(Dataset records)
++++++
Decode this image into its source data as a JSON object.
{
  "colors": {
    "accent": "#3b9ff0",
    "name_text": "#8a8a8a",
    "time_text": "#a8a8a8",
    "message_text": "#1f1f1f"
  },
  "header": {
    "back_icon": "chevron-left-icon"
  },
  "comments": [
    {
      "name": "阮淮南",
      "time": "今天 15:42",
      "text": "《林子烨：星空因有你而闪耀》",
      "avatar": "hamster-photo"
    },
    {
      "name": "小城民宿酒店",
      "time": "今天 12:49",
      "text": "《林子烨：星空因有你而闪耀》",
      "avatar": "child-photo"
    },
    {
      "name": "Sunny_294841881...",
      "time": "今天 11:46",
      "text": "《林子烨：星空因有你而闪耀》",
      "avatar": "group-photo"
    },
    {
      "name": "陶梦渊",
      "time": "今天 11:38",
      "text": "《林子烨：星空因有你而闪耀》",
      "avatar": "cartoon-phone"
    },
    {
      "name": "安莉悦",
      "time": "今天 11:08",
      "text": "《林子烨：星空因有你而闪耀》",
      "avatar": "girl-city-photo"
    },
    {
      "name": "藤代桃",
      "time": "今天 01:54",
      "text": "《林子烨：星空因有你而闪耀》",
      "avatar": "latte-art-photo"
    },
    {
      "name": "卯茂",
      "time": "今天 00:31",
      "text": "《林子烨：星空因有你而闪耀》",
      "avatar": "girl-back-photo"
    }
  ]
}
++++++
--- REQUIRED WORK ---
Write out the full listing exactly as given.

--- ANSWER IN FULL ---
Decode this image into its source data as a JSON object.
{
  "colors": {
    "accent": "#3b9ff0",
    "name_text": "#8a8a8a",
    "time_text": "#a8a8a8",
    "message_text": "#1f1f1f"
  },
  "header": {
    "back_icon": "chevron-left-icon"
  },
  "comments": [
    {
      "name": "阮淮南",
      "time": "今天 15:42",
      "text": "《林子烨：星空因有你而闪耀》",
      "avatar": "hamster-photo"
    },
    {
      "name": "小城民宿酒店",
      "time": "今天 12:49",
      "text": "《林子烨：星空因有你而闪耀》",
      "avatar": "child-photo"
    },
    {
      "name": "Sunny_294841881...",
      "time": "今天 11:46",
      "text": "《林子烨：星空因有你而闪耀》",
      "avatar": "group-photo"
    },
    {
      "name": "陶梦渊",
      "time": "今天 11:38",
      "text": "《林子烨：星空因有你而闪耀》",
      "avatar": "cartoon-phone"
    },
    {
      "name": "安莉悦",
      "time": "今天 11:08",
      "text": "《林子烨：星空因有你而闪耀》",
      "avatar": "girl-city-photo"
    },
    {
      "name": "藤代桃",
      "time": "今天 01:54",
      "text": "《林子烨：星空因有你而闪耀》",
      "avatar": "latte-art-photo"
    },
    {
      "name": "卯茂",
      "time": "今天 00:31",
      "text": "《林子烨：星空因有你而闪耀》",
      "avatar": "girl-back-photo"
    }
  ]
}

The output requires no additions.